Count the lines in the data below where the string "subtitle" occurs, please, and give the number alone.

**The records:**
'''

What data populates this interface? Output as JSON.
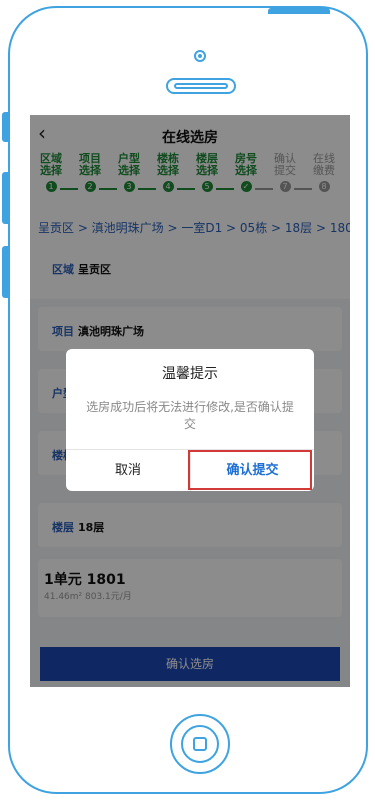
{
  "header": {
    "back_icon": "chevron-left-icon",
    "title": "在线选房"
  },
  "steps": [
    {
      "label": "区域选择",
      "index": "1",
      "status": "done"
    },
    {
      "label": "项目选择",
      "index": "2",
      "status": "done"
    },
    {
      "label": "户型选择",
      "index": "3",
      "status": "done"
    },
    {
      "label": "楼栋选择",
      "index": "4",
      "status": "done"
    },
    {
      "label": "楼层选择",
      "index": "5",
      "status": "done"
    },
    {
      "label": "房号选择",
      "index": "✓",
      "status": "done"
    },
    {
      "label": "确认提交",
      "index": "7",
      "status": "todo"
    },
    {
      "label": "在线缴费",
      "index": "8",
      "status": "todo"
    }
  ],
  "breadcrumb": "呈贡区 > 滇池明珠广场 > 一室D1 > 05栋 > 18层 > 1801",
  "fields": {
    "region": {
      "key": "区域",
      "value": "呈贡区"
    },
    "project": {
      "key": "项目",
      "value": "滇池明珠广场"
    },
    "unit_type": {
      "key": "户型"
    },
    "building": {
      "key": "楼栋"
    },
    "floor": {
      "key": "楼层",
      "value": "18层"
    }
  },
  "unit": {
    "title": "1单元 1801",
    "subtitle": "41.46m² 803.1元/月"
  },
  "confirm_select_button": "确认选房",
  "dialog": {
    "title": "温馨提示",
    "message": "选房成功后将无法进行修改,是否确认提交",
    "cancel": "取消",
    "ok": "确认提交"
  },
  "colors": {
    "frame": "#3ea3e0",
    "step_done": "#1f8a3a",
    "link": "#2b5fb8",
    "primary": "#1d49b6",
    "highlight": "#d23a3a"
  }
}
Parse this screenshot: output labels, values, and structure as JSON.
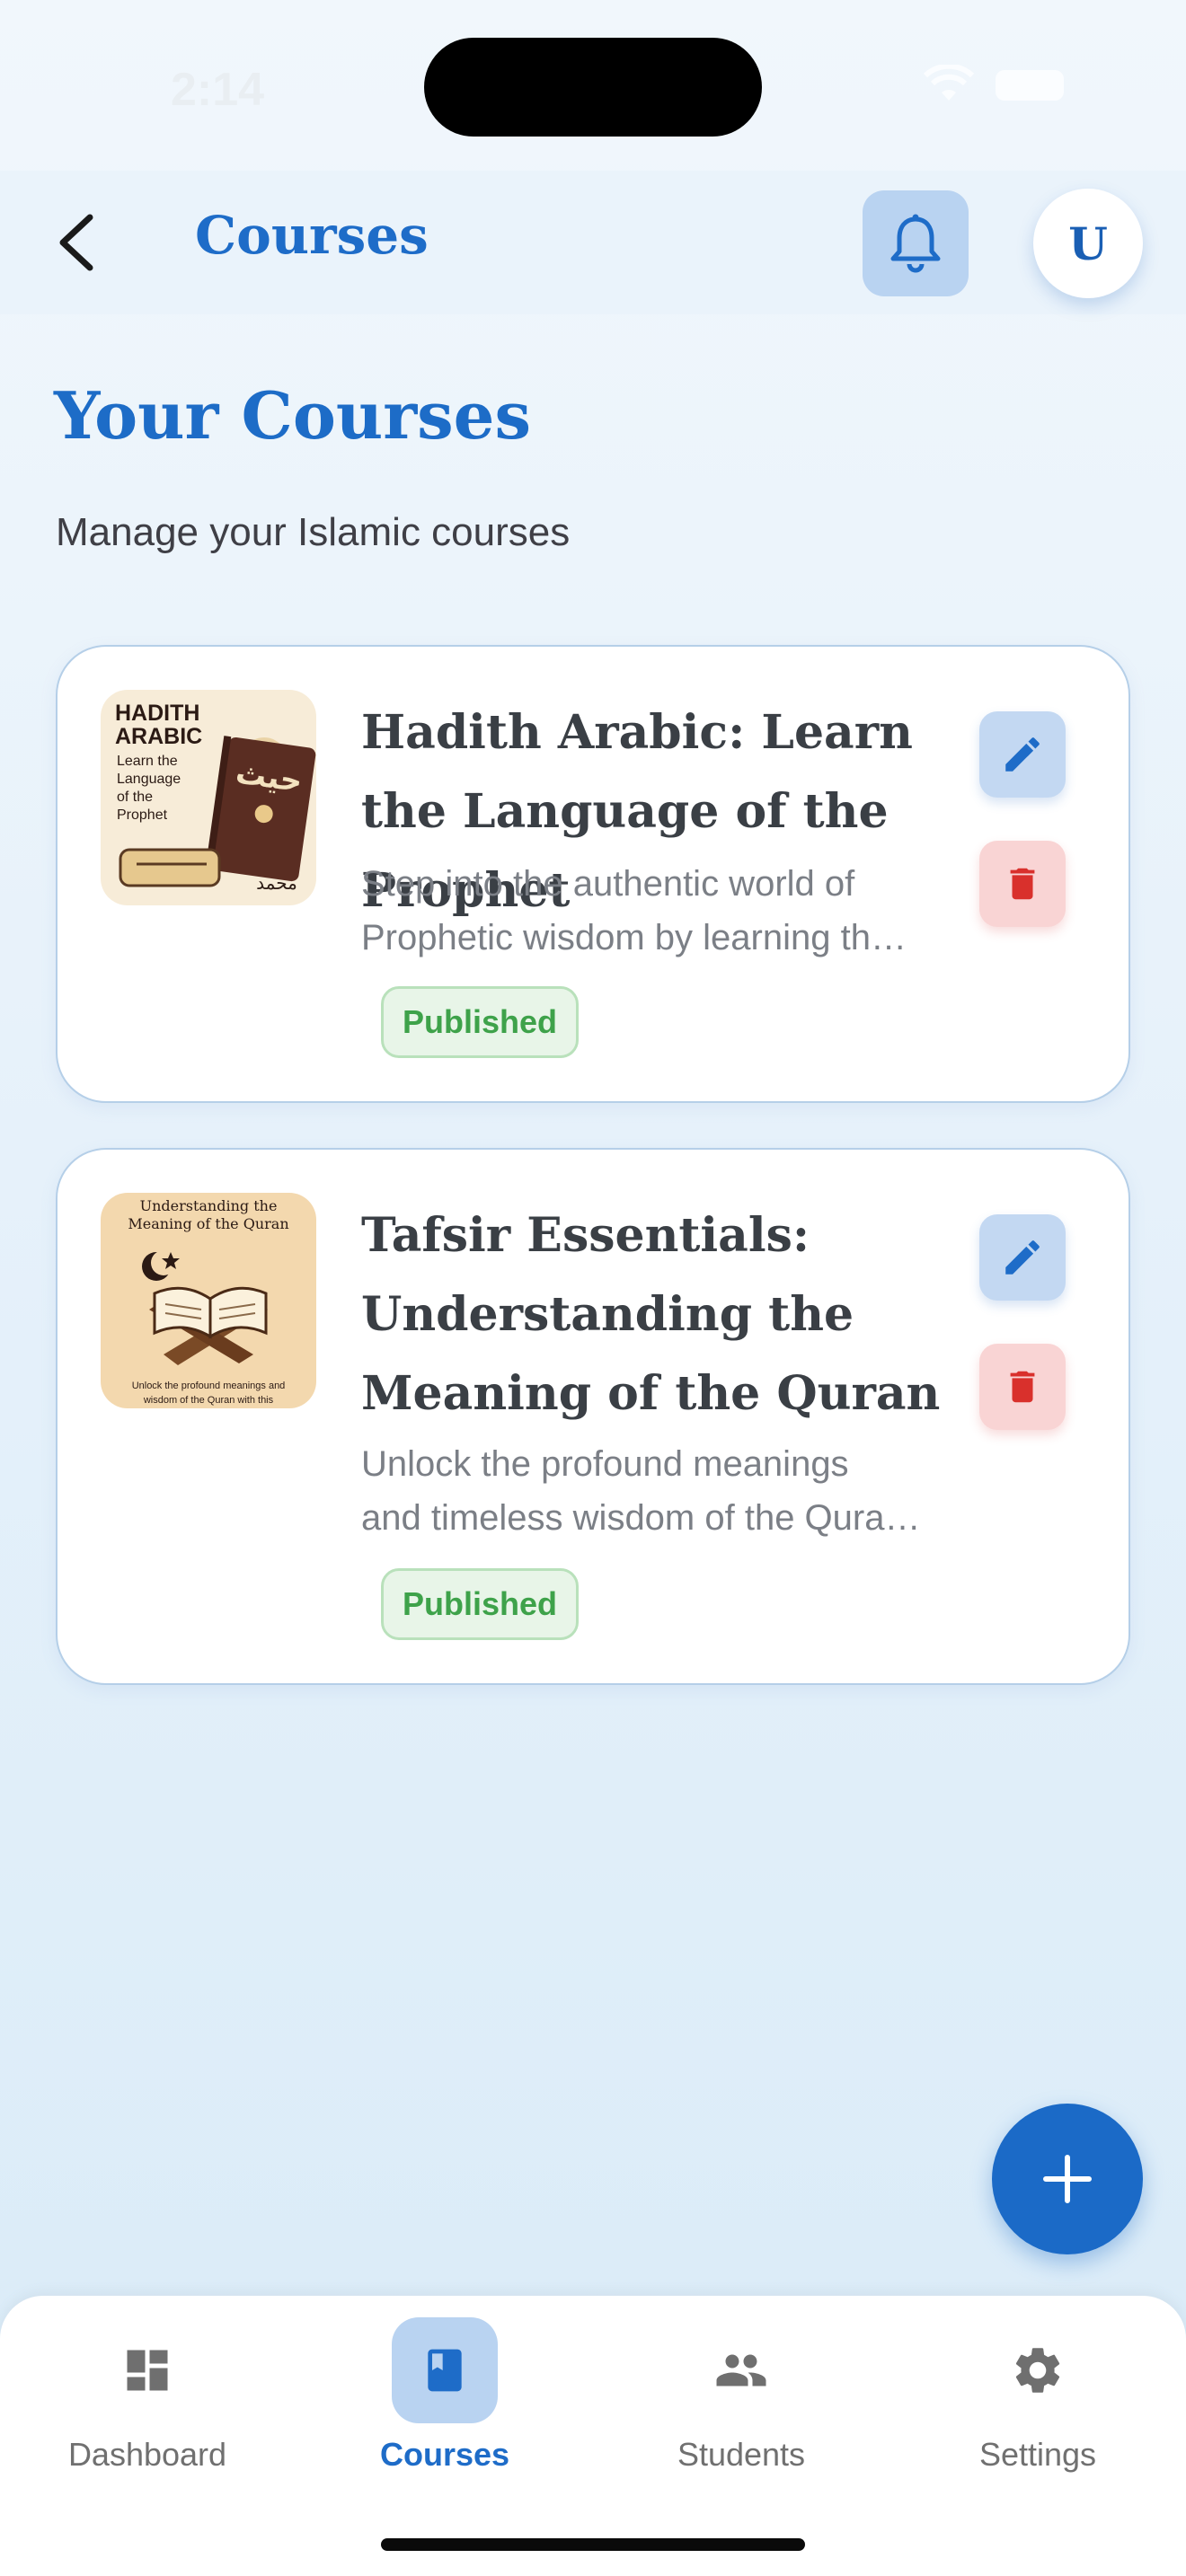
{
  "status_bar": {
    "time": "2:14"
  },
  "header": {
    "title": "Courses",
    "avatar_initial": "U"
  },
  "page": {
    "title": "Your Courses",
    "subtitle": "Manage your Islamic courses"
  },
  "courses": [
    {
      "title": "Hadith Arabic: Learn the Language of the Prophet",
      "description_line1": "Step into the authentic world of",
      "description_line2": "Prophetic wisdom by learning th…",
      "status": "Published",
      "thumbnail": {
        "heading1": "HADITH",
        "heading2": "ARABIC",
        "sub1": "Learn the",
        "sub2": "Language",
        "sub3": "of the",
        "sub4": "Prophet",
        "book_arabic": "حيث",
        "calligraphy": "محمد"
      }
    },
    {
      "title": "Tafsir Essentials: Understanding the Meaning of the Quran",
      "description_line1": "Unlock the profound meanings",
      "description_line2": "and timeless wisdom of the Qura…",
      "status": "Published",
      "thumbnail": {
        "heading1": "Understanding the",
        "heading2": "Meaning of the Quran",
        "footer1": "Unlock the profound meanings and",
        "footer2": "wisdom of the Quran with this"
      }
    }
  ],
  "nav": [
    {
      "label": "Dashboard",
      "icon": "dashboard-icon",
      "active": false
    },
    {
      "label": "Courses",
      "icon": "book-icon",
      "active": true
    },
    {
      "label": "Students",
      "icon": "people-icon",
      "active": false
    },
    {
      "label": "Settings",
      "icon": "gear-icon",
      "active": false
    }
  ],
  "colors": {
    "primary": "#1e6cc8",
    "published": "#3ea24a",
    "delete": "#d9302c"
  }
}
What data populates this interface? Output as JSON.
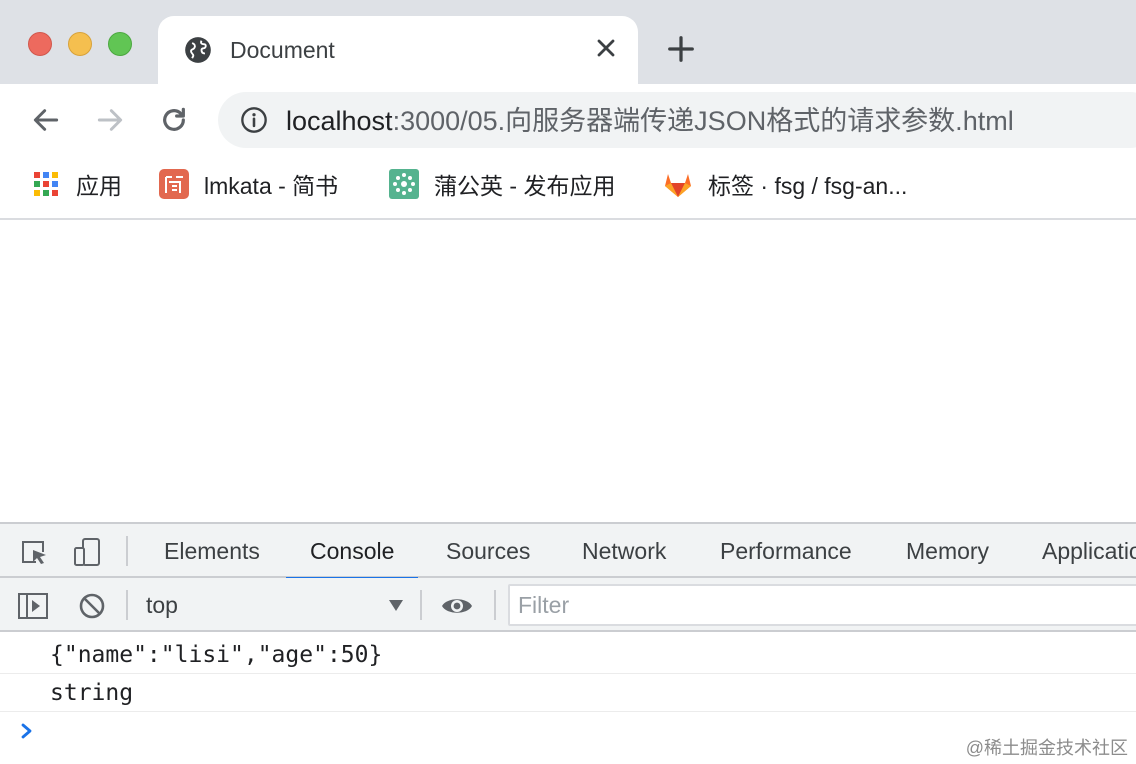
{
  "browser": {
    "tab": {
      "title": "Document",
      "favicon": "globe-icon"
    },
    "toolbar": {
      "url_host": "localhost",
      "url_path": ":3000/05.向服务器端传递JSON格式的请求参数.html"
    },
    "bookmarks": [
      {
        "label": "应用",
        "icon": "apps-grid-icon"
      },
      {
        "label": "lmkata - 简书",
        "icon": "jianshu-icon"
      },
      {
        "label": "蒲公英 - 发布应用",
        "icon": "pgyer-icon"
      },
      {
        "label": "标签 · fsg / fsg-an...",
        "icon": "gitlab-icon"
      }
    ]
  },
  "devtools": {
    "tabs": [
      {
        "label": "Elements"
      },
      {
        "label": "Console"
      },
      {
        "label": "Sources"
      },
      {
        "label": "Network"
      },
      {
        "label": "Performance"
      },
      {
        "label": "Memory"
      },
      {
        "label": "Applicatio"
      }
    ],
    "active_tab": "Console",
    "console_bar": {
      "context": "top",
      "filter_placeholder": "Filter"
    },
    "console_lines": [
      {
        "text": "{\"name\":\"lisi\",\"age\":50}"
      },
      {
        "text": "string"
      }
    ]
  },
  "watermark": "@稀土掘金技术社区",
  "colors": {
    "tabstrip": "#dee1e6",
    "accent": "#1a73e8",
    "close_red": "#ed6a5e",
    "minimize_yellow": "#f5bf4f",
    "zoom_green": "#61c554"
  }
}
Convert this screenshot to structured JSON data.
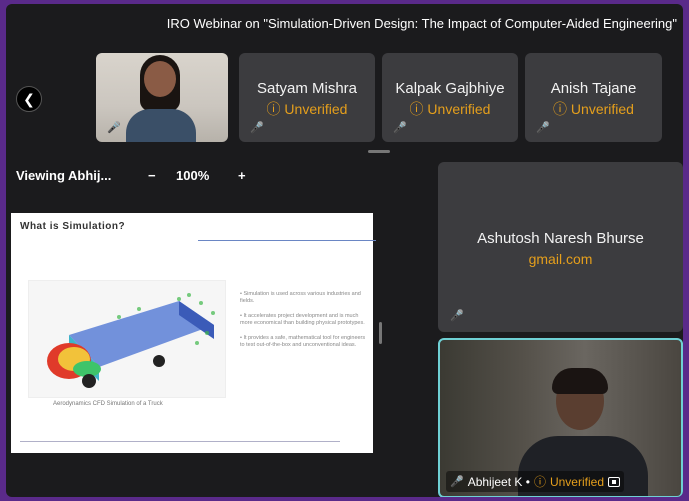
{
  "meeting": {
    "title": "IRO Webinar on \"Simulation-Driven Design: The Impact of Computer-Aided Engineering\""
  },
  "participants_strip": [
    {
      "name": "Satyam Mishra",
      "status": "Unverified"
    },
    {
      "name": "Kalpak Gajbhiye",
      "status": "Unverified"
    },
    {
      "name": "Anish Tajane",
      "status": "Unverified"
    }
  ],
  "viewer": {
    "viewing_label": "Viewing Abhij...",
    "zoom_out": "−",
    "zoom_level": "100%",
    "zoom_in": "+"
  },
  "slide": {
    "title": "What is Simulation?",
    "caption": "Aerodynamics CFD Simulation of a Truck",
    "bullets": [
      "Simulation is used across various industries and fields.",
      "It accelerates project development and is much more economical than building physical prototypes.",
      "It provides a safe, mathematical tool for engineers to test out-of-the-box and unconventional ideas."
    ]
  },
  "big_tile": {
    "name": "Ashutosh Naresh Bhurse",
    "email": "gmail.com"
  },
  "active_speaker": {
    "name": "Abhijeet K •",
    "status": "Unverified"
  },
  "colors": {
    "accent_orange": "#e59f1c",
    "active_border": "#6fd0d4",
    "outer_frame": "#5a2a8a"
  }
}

'''

**Output:** 2